• Work required: Skip the pictures. Repeat everything else in the records word for word.

• Data provided:
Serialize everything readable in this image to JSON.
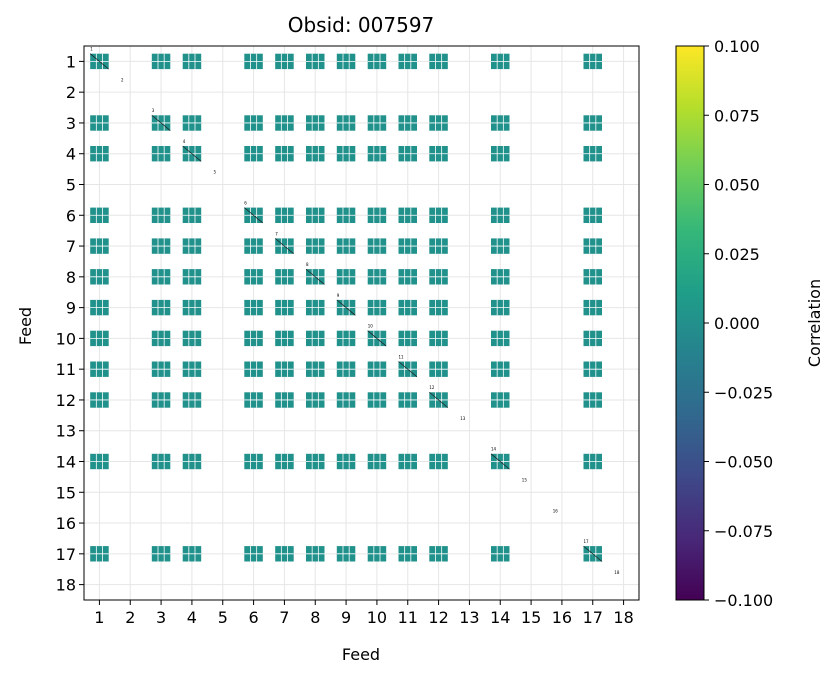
{
  "chart_data": {
    "type": "heatmap",
    "title": "Obsid: 007597",
    "xlabel": "Feed",
    "ylabel": "Feed",
    "feeds": [
      "1",
      "2",
      "3",
      "4",
      "5",
      "6",
      "7",
      "8",
      "9",
      "10",
      "11",
      "12",
      "13",
      "14",
      "15",
      "16",
      "17",
      "18"
    ],
    "active_feeds": [
      1,
      3,
      4,
      6,
      7,
      8,
      9,
      10,
      11,
      12,
      14,
      17
    ],
    "empty_feeds": [
      2,
      5,
      13,
      15,
      16,
      18
    ],
    "cell_value": 0.0,
    "grid": true,
    "colorbar": {
      "label": "Correlation",
      "vmin": -0.1,
      "vmax": 0.1,
      "ticks": [
        "0.100",
        "0.075",
        "0.050",
        "0.025",
        "0.000",
        "−0.025",
        "−0.050",
        "−0.075",
        "−0.100"
      ],
      "tick_values": [
        0.1,
        0.075,
        0.05,
        0.025,
        0,
        -0.025,
        -0.05,
        -0.075,
        -0.1
      ],
      "colormap": "viridis",
      "stops": [
        "#440154",
        "#482878",
        "#3e4989",
        "#31688e",
        "#26828e",
        "#1f9e89",
        "#35b779",
        "#6ece58",
        "#b5de2b",
        "#fde725"
      ]
    },
    "block_color": "#21918c"
  }
}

• Solution for this problem:
Serialize everything readable in this image to JSON.
{
  "chart_data": {
    "type": "heatmap",
    "title": "Obsid: 007597",
    "xlabel": "Feed",
    "ylabel": "Feed",
    "feeds": [
      "1",
      "2",
      "3",
      "4",
      "5",
      "6",
      "7",
      "8",
      "9",
      "10",
      "11",
      "12",
      "13",
      "14",
      "15",
      "16",
      "17",
      "18"
    ],
    "active_feeds": [
      1,
      3,
      4,
      6,
      7,
      8,
      9,
      10,
      11,
      12,
      14,
      17
    ],
    "empty_feeds": [
      2,
      5,
      13,
      15,
      16,
      18
    ],
    "cell_value": 0.0,
    "grid": true,
    "colorbar": {
      "label": "Correlation",
      "vmin": -0.1,
      "vmax": 0.1,
      "ticks": [
        "0.100",
        "0.075",
        "0.050",
        "0.025",
        "0.000",
        "−0.025",
        "−0.050",
        "−0.075",
        "−0.100"
      ],
      "tick_values": [
        0.1,
        0.075,
        0.05,
        0.025,
        0,
        -0.025,
        -0.05,
        -0.075,
        -0.1
      ],
      "colormap": "viridis",
      "stops": [
        "#440154",
        "#482878",
        "#3e4989",
        "#31688e",
        "#26828e",
        "#1f9e89",
        "#35b779",
        "#6ece58",
        "#b5de2b",
        "#fde725"
      ]
    },
    "block_color": "#21918c"
  }
}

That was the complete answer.